WORK TO COMPLETE: Read the lines that follow and pick out every one containing the word "this".

RECORDS SHOWN:
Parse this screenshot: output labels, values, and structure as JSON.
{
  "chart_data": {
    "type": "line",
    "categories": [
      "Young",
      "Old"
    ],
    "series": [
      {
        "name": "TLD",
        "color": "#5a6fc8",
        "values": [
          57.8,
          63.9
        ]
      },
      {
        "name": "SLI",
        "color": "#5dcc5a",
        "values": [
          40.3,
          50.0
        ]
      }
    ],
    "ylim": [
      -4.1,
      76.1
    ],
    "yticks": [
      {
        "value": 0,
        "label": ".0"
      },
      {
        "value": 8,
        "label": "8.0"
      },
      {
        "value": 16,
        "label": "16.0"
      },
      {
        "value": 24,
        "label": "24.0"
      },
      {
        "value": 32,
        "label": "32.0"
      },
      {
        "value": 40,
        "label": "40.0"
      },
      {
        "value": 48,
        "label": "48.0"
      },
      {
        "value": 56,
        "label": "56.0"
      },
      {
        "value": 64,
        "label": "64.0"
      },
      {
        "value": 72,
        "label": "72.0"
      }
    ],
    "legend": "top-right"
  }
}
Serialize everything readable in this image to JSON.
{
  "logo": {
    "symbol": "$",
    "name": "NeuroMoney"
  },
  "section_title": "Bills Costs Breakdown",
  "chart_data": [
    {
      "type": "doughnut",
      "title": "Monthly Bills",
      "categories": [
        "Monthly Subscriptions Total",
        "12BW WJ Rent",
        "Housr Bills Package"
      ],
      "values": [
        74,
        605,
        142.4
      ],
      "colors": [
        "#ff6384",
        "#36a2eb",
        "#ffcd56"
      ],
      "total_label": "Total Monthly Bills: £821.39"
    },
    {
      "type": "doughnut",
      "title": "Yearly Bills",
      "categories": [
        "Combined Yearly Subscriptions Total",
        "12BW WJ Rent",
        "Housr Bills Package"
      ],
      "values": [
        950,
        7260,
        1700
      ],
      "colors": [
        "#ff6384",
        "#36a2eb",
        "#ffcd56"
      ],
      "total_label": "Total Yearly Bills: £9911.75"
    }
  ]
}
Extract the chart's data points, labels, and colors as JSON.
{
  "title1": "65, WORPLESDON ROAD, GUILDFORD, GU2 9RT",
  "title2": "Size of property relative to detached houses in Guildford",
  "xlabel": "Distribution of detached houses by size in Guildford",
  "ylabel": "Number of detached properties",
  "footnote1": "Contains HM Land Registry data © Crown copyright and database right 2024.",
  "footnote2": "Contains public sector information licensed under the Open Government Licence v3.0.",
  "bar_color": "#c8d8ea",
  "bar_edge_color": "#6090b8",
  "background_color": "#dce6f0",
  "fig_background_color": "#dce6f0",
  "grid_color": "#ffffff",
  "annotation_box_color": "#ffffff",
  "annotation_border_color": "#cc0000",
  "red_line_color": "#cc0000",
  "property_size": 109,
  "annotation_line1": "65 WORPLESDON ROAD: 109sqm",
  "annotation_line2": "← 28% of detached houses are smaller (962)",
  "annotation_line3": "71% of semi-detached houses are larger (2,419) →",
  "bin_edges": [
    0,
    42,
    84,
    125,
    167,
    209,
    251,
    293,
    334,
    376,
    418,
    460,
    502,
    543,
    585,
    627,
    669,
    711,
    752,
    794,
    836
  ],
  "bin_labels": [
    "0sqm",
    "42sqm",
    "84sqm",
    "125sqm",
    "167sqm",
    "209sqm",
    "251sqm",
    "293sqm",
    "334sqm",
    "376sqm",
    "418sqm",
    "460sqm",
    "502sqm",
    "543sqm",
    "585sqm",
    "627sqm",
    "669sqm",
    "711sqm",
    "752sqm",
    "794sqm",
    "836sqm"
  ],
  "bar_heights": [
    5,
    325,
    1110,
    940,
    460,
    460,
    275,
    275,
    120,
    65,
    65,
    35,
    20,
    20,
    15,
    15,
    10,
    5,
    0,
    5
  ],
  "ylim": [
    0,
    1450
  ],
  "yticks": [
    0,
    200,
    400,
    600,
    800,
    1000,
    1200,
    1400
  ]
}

FINISHED TASK:
Parse this screenshot: output labels, values, and structure as JSON.
Serialize everything readable in this image to JSON.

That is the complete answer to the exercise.